Would you repeat the listing exactly but omit every picture?

* _Given records_
________
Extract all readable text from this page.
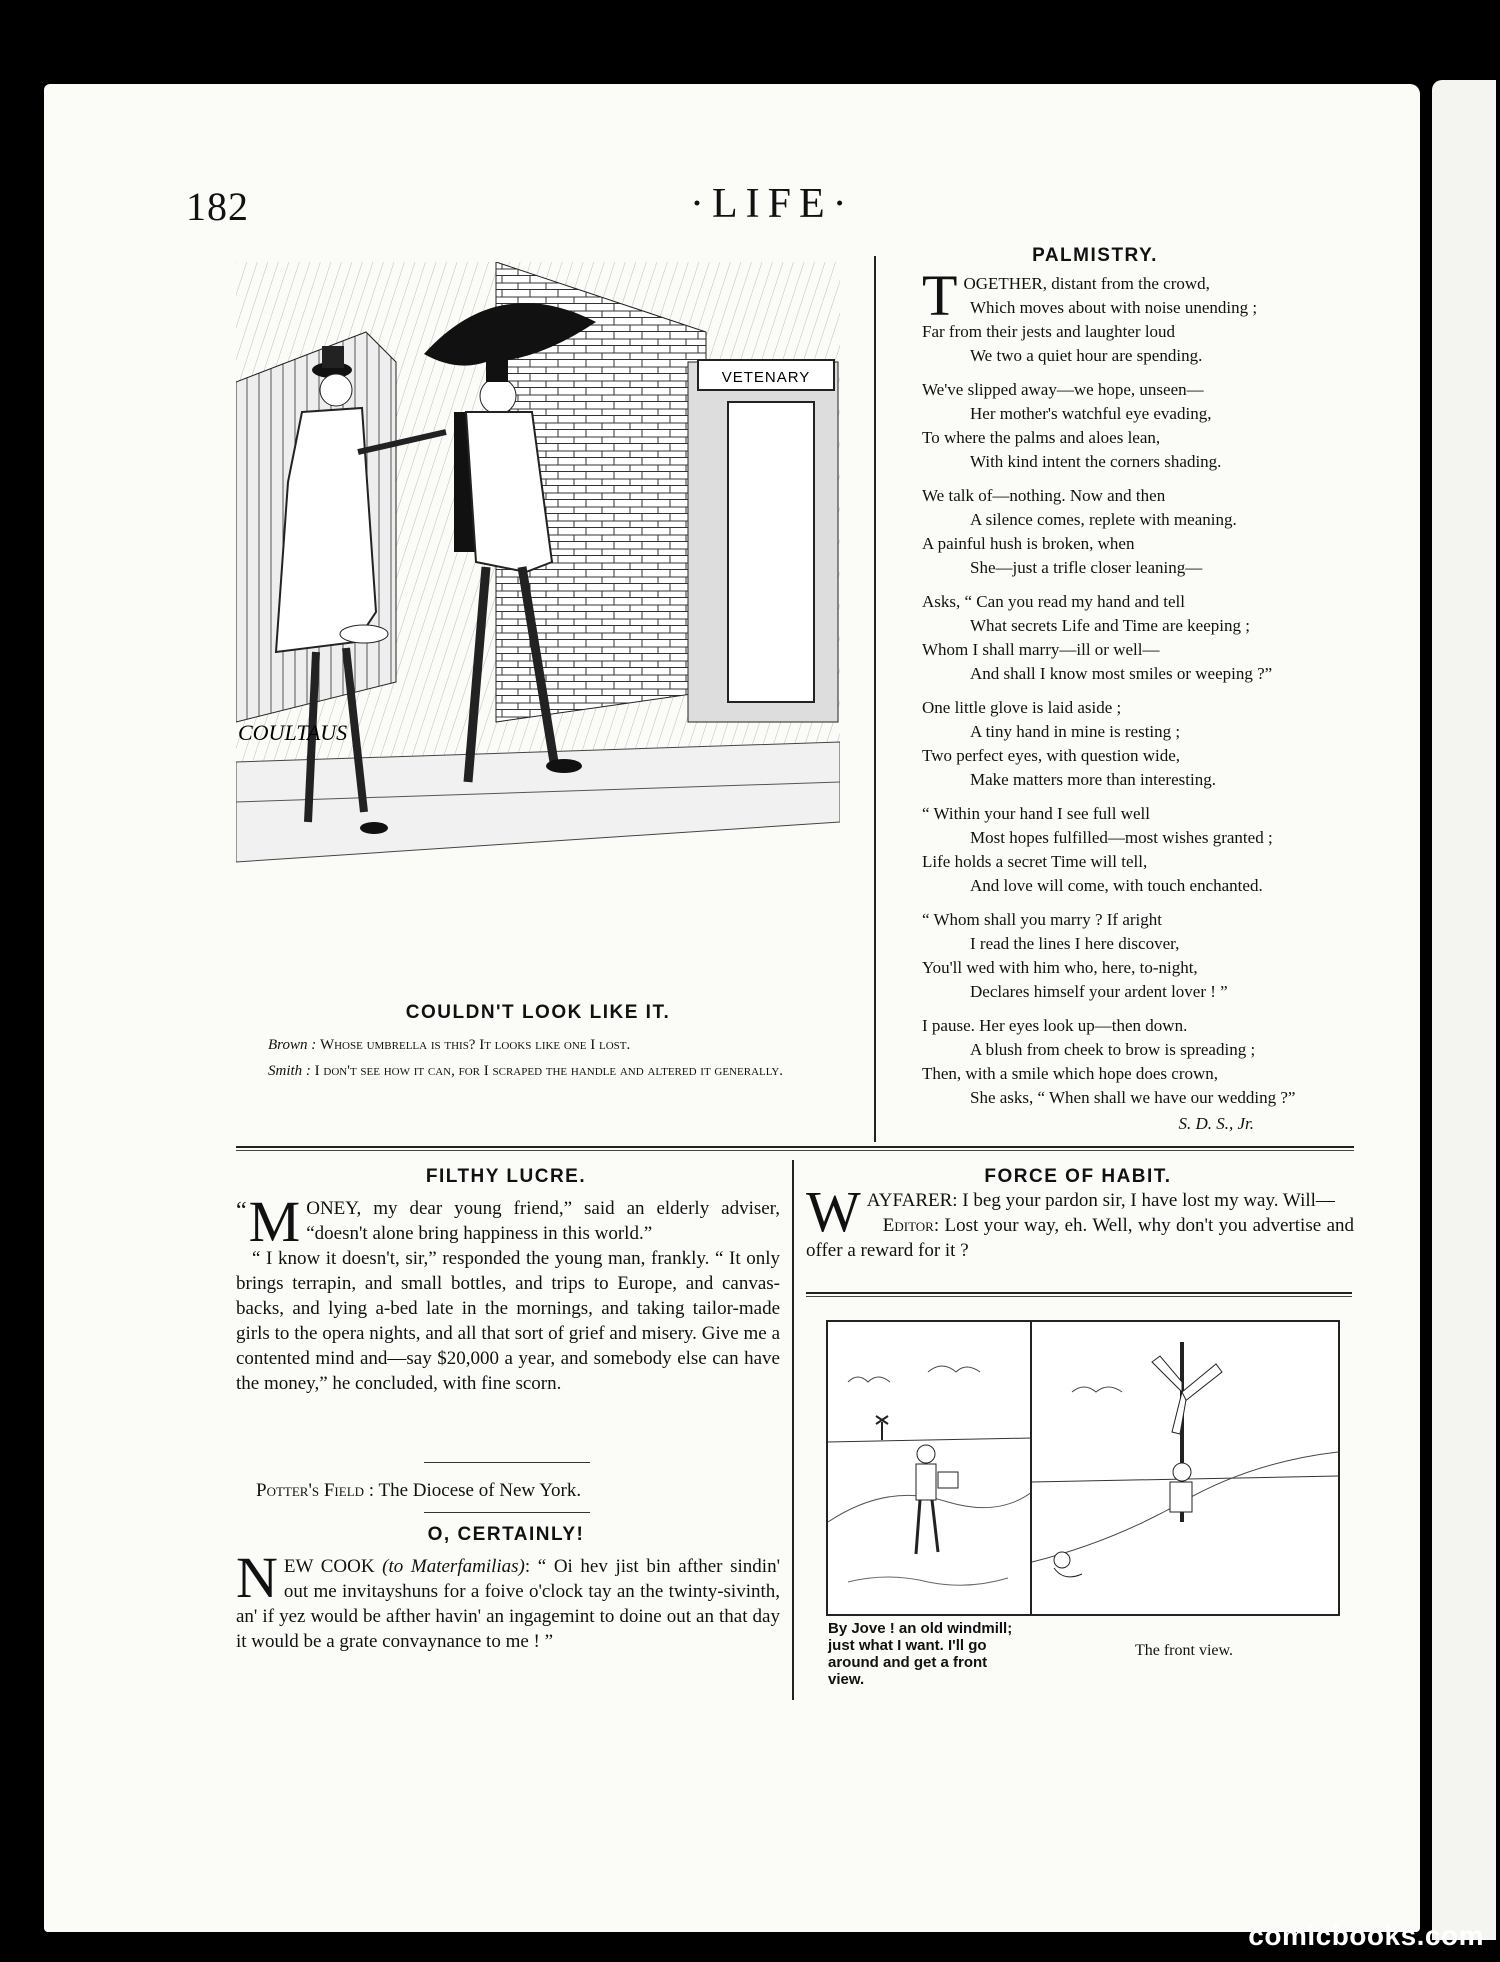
182	·LIFE·
VETENARY
COULTAUS
COULDN'T LOOK LIKE IT.
Brown : Whose umbrella is this? It looks like one I lost.
Smith : I don't see how it can, for I scraped the handle and altered it generally.
PALMISTRY.
T OGETHER, distant from the crowd,

Which moves about with noise unending ;

Far from their jests and laughter loud

We two a quiet hour are spending.

We've slipped away—we hope, unseen—

Her mother's watchful eye evading,

To where the palms and aloes lean,

With kind intent the corners shading.

We talk of—nothing. Now and then

A silence comes, replete with meaning.

A painful hush is broken, when

She—just a trifle closer leaning—

Asks, “ Can you read my hand and tell

What secrets Life and Time are keeping ;

Whom I shall marry—ill or well—

And shall I know most smiles or weeping ?”

One little glove is laid aside ;

A tiny hand in mine is resting ;

Two perfect eyes, with question wide,

Make matters more than interesting.

“ Within your hand I see full well

Most hopes fulfilled—most wishes granted ;

Life holds a secret Time will tell,

And love will come, with touch enchanted.

“ Whom shall you marry ? If aright

I read the lines I here discover,

You'll wed with him who, here, to-night,

Declares himself your ardent lover ! ”

I pause. Her eyes look up—then down.

A blush from cheek to brow is spreading ;

Then, with a smile which hope does crown,

She asks, “ When shall we have our wedding ?”

S. D. S., Jr.
FILTHY LUCRE.

“ M ONEY, my dear young friend,” said an elderly adviser, “doesn't alone bring happiness in this world.”

“ I know it doesn't, sir,” responded the young man, frankly. “ It only brings terrapin, and small bottles, and trips to Europe, and canvas-backs, and lying a-bed late in the mornings, and taking tailor-made girls to the opera nights, and all that sort of grief and misery. Give me a contented mind and—say $20,000 a year, and somebody else can have the money,” he concluded, with fine scorn.

Potter's Field : The Diocese of New York.
O, CERTAINLY!

NEW COOK (to Materfamilias): “ Oi hev jist bin afther sindin' out me invitayshuns for a foive o'clock tay an the twinty-sivinth, an' if yez would be afther havin' an ingagemint to doine out an that day it would be a grate convaynance to me ! ”

FORCE OF HABIT.

WAYFARER: I beg your pardon sir, I have lost my way. Will—

Editor: Lost your way, eh. Well, why don't you advertise and offer a reward for it ?

By Jove ! an old windmill; just what I want. I'll go around and get a front view.
The front view.
comicbooks.com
________
* _Worked solution_
Extract all readable text from this page.
182	·LIFE·
VETENARY
COULTAUS
COULDN'T LOOK LIKE IT.
Brown : Whose umbrella is this? It looks like one I lost.
Smith : I don't see how it can, for I scraped the handle and altered it generally.
PALMISTRY.
T OGETHER, distant from the crowd,

Which moves about with noise unending ;

Far from their jests and laughter loud

We two a quiet hour are spending.

We've slipped away—we hope, unseen—

Her mother's watchful eye evading,

To where the palms and aloes lean,

With kind intent the corners shading.

We talk of—nothing. Now and then

A silence comes, replete with meaning.

A painful hush is broken, when

She—just a trifle closer leaning—

Asks, “ Can you read my hand and tell

What secrets Life and Time are keeping ;

Whom I shall marry—ill or well—

And shall I know most smiles or weeping ?”

One little glove is laid aside ;

A tiny hand in mine is resting ;

Two perfect eyes, with question wide,

Make matters more than interesting.

“ Within your hand I see full well

Most hopes fulfilled—most wishes granted ;

Life holds a secret Time will tell,

And love will come, with touch enchanted.

“ Whom shall you marry ? If aright

I read the lines I here discover,

You'll wed with him who, here, to-night,

Declares himself your ardent lover ! ”

I pause. Her eyes look up—then down.

A blush from cheek to brow is spreading ;

Then, with a smile which hope does crown,

She asks, “ When shall we have our wedding ?”

S. D. S., Jr.
FILTHY LUCRE.

“ M ONEY, my dear young friend,” said an elderly adviser, “doesn't alone bring happiness in this world.”

“ I know it doesn't, sir,” responded the young man, frankly. “ It only brings terrapin, and small bottles, and trips to Europe, and canvas-backs, and lying a-bed late in the mornings, and taking tailor-made girls to the opera nights, and all that sort of grief and misery. Give me a contented mind and—say $20,000 a year, and somebody else can have the money,” he concluded, with fine scorn.

Potter's Field : The Diocese of New York.
O, CERTAINLY!

NEW COOK (to Materfamilias): “ Oi hev jist bin afther sindin' out me invitayshuns for a foive o'clock tay an the twinty-sivinth, an' if yez would be afther havin' an ingagemint to doine out an that day it would be a grate convaynance to me ! ”

FORCE OF HABIT.

WAYFARER: I beg your pardon sir, I have lost my way. Will—

Editor: Lost your way, eh. Well, why don't you advertise and offer a reward for it ?

By Jove ! an old windmill; just what I want. I'll go around and get a front view.
The front view.
comicbooks.com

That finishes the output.